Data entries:
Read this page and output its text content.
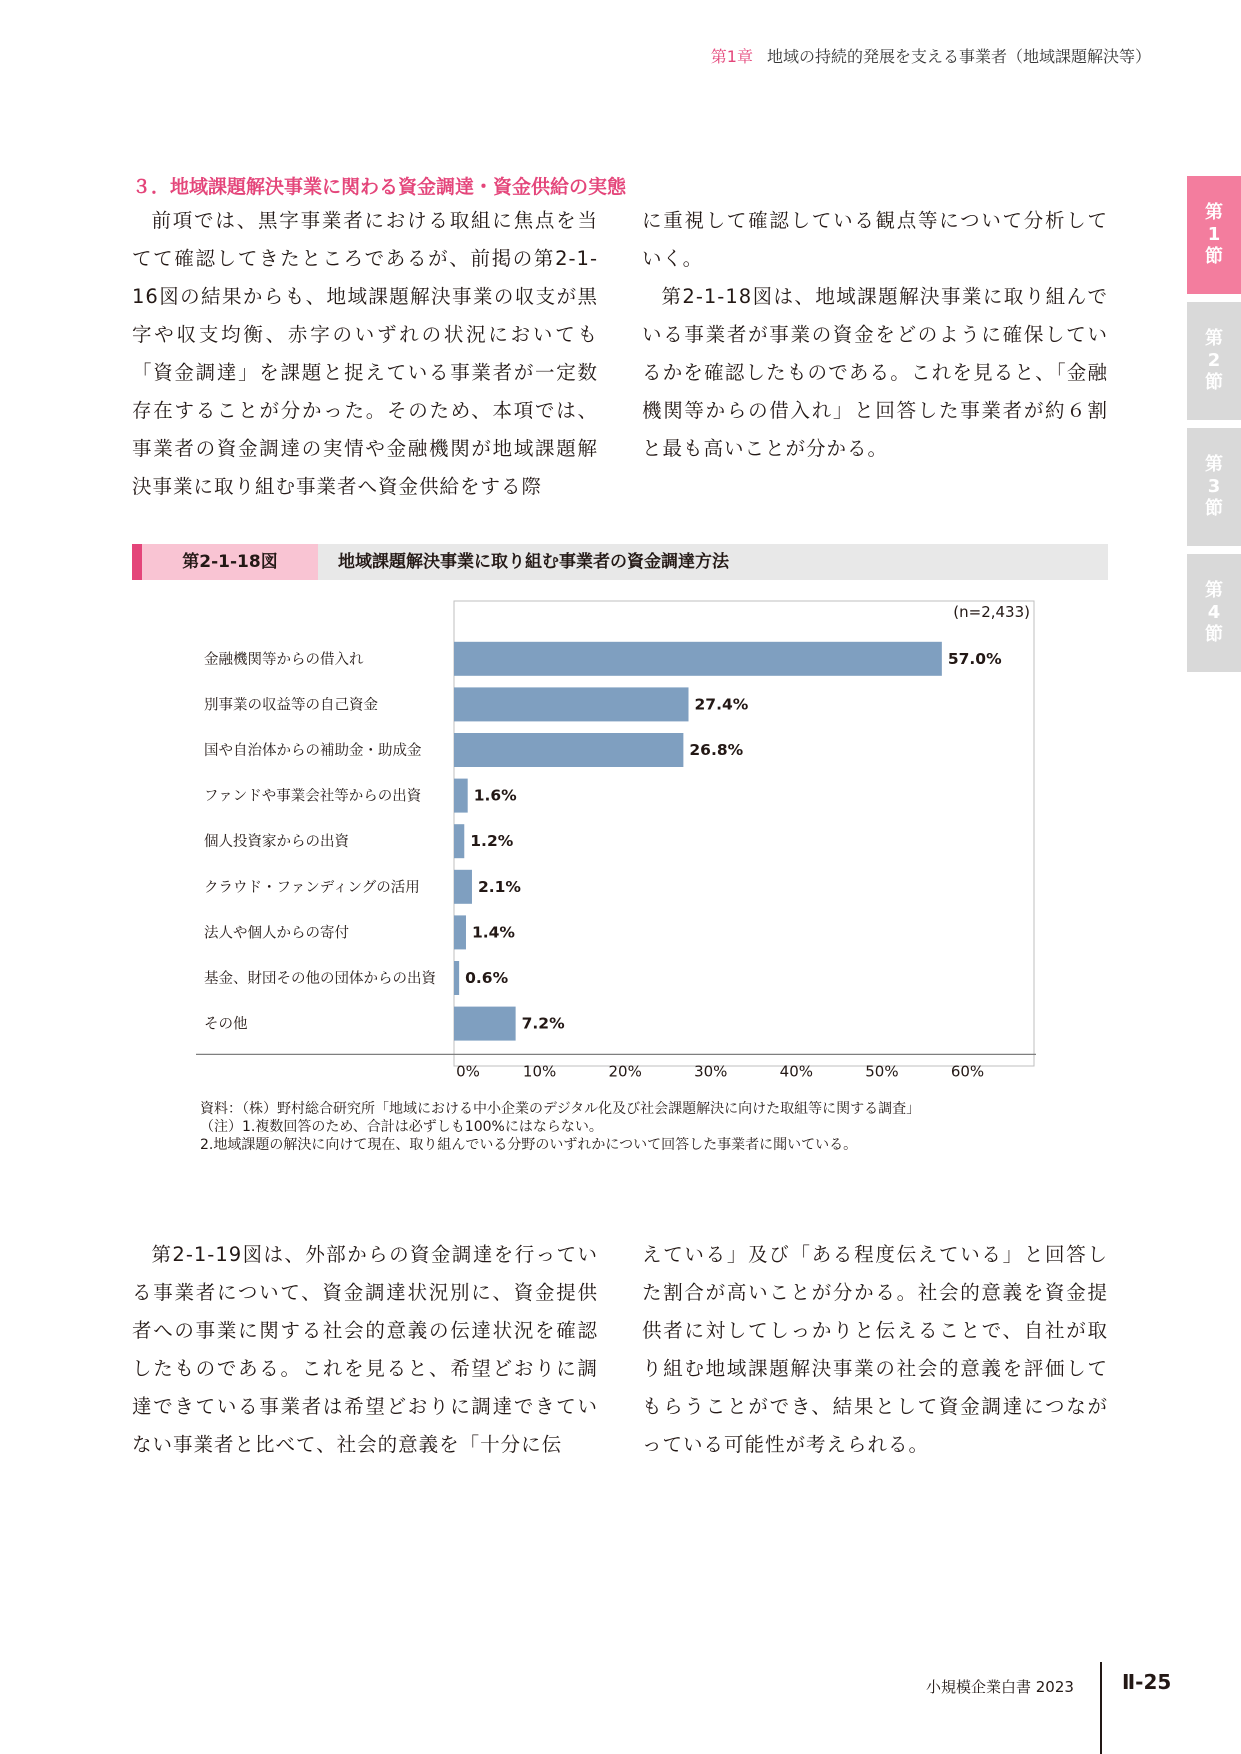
第1章 地域の持続的発展を支える事業者（地域課題解決等）
第1節
第2節
第3節
第4節
３．地域課題解決事業に関わる資金調達・資金供給の実態

前項では、黒字事業者における取組に焦点を当てて確認してきたところであるが、前掲の第2-1-16図の結果からも、地域課題解決事業の収支が黒字や収支均衡、赤字のいずれの状況においても「資金調達」を課題と捉えている事業者が一定数存在することが分かった。そのため、本項では、事業者の資金調達の実情や金融機関が地域課題解決事業に取り組む事業者へ資金供給をする際

に重視して確認している観点等について分析していく。

第2-1-18図は、地域課題解決事業に取り組んでいる事業者が事業の資金をどのように確保しているかを確認したものである。これを見ると、「金融機関等からの借入れ」と回答した事業者が約６割と最も高いことが分かる。

第2-1-18図	地域課題解決事業に取り組む事業者の資金調達方法
(n=2,433)
金融機関等からの借入れ	57.0%
別事業の収益等の自己資金	27.4%
国や自治体からの補助金・助成金	26.8%
ファンドや事業会社等からの出資	1.6%
個人投資家からの出資	1.2%
クラウド・ファンディングの活用	2.1%
法人や個人からの寄付	1.4%
基金、財団その他の団体からの出資 0.6%
その他	7.2%
0%	10%	20%	30%	40%	50%	60%
資料：（株）野村総合研究所「地域における中小企業のデジタル化及び社会課題解決に向けた取組等に関する調査」
（注）1.複数回答のため、合計は必ずしも100%にはならない。
2.地域課題の解決に向けて現在、取り組んでいる分野のいずれかについて回答した事業者に聞いている。

第2-1-19図は、外部からの資金調達を行っている事業者について、資金調達状況別に、資金提供者への事業に関する社会的意義の伝達状況を確認したものである。これを見ると、希望どおりに調達できている事業者は希望どおりに調達できていない事業者と比べて、社会的意義を「十分に伝

えている」及び「ある程度伝えている」と回答した割合が高いことが分かる。社会的意義を資金提供者に対してしっかりと伝えることで、自社が取り組む地域課題解決事業の社会的意義を評価してもらうことができ、結果として資金調達につながっている可能性が考えられる。

小規模企業白書 2023 Ⅱ-25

What to produce:
Check every line of the data above for the string "金融機関等からの借入れ", and copy those that have it.

Answer to this task:
第2-1-18図は、地域課題解決事業に取り組んでいる事業者が事業の資金をどのように確保しているかを確認したものである。これを見ると、「金融機関等からの借入れ」と回答した事業者が約６割と最も高いことが分かる。
金融機関等からの借入れ	57.0%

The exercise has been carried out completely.